§ **RECORDS SHOWN**

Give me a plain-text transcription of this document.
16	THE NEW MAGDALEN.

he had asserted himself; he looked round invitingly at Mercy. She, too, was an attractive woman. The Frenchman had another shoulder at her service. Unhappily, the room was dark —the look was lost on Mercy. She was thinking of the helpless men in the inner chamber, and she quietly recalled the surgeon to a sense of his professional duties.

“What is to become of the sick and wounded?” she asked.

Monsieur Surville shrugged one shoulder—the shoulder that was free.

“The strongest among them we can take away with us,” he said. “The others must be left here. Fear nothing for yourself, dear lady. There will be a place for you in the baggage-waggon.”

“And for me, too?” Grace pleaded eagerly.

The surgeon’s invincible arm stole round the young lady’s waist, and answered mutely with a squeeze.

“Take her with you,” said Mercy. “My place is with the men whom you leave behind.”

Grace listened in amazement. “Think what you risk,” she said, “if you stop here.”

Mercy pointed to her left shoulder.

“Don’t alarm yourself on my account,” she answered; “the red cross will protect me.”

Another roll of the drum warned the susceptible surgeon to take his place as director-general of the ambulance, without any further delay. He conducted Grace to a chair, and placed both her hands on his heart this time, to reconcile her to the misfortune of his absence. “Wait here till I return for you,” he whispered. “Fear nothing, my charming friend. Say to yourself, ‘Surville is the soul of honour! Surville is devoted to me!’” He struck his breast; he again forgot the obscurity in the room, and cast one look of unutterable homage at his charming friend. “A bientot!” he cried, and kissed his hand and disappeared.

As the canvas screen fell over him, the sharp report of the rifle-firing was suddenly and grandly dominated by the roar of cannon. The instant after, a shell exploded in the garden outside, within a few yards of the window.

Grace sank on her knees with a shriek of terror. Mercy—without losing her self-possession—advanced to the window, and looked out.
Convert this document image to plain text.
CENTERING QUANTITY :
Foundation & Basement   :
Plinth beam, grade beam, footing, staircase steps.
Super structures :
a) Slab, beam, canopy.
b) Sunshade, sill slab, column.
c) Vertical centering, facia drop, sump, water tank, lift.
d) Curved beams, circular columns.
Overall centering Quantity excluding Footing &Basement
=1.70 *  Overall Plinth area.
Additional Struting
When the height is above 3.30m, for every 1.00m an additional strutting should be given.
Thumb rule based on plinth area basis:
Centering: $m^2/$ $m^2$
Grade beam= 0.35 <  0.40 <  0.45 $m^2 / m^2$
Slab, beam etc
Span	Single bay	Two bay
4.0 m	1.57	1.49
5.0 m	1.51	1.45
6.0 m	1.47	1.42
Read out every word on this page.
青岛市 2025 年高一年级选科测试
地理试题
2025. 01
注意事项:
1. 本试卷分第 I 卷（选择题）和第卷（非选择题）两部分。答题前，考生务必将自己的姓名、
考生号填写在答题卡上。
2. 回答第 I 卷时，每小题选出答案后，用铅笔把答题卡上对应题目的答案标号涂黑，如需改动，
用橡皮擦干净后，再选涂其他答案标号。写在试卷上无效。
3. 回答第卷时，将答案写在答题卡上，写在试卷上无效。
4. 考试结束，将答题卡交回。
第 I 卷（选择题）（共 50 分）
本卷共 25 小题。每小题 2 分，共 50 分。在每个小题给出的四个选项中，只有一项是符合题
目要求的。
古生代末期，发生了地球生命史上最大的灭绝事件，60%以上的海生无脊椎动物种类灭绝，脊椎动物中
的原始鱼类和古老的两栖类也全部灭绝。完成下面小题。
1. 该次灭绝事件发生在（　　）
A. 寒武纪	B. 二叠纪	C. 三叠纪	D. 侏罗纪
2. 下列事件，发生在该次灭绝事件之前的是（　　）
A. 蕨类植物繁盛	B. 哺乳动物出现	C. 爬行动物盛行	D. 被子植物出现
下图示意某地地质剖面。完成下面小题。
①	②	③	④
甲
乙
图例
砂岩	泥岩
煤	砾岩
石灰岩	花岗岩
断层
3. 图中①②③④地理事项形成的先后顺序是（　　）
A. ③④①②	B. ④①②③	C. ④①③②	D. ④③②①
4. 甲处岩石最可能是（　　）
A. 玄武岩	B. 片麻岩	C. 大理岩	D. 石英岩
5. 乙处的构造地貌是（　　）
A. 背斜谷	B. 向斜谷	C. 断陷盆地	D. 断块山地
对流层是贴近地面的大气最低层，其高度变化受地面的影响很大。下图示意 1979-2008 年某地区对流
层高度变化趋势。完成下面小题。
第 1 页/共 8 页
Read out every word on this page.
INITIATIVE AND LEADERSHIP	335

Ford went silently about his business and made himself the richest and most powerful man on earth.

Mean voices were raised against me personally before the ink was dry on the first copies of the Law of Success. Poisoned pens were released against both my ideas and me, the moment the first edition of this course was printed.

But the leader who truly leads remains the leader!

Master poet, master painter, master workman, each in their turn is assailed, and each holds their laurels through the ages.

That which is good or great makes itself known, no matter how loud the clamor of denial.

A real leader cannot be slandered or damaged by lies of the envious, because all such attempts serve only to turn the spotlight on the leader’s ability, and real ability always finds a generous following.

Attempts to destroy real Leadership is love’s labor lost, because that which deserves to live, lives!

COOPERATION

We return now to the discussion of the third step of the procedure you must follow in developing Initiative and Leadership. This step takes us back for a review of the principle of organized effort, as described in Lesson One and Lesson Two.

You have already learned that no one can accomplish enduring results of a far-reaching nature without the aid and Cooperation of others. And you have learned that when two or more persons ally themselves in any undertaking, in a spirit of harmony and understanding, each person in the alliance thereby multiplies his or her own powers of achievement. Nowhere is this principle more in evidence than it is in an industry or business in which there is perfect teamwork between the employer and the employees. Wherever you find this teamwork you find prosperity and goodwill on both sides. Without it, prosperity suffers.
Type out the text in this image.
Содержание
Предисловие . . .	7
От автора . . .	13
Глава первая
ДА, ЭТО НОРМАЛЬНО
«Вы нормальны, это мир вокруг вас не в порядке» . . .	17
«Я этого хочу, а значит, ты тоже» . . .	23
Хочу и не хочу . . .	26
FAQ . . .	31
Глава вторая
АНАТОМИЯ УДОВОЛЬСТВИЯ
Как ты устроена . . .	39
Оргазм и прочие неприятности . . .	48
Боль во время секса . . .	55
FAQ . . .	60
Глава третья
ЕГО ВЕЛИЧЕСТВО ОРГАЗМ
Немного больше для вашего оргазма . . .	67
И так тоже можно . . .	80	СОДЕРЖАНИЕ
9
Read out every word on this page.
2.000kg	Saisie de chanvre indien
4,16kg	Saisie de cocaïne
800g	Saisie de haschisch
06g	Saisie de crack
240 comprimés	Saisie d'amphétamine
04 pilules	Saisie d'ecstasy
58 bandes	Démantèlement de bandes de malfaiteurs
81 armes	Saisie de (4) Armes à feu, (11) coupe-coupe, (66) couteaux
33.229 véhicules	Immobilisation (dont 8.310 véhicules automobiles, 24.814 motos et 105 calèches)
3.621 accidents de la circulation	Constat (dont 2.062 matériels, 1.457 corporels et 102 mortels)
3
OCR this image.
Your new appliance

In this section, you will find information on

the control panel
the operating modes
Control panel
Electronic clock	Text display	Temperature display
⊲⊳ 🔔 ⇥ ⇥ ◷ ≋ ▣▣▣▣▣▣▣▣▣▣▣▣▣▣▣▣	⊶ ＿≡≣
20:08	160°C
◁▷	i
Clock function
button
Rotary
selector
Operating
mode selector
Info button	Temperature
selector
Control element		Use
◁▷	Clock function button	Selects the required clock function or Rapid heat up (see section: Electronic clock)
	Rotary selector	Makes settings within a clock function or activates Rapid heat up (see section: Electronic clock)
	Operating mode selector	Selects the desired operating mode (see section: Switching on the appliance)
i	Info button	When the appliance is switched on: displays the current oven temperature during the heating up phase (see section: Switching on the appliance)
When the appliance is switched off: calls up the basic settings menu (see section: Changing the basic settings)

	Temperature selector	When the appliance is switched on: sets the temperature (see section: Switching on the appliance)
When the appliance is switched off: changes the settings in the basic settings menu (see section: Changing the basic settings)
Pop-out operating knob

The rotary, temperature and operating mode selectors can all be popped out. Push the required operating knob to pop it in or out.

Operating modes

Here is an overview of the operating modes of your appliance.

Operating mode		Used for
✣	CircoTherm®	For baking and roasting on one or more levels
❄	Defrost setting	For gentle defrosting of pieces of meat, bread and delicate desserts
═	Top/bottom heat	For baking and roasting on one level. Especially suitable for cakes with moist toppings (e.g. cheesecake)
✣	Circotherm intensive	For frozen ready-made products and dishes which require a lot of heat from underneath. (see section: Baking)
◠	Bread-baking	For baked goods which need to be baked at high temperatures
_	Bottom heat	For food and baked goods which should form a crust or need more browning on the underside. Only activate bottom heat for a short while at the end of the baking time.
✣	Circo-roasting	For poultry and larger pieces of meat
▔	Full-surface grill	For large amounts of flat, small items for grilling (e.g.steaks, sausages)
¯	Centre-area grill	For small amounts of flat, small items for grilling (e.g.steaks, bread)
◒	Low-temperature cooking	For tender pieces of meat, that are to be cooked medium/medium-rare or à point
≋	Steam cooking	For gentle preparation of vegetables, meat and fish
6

§ **WHAT THE TASK ASKS**
Pull out each line of the records holding the string "roasting".

§ **RESULT FOR THIS EXERCISE**
✣	CircoTherm®	For baking and roasting on one or more levels
═	Top/bottom heat	For baking and roasting on one level. Especially suitable for cakes with moist toppings (e.g. cheesecake)
✣	Circo-roasting	For poultry and larger pieces of meat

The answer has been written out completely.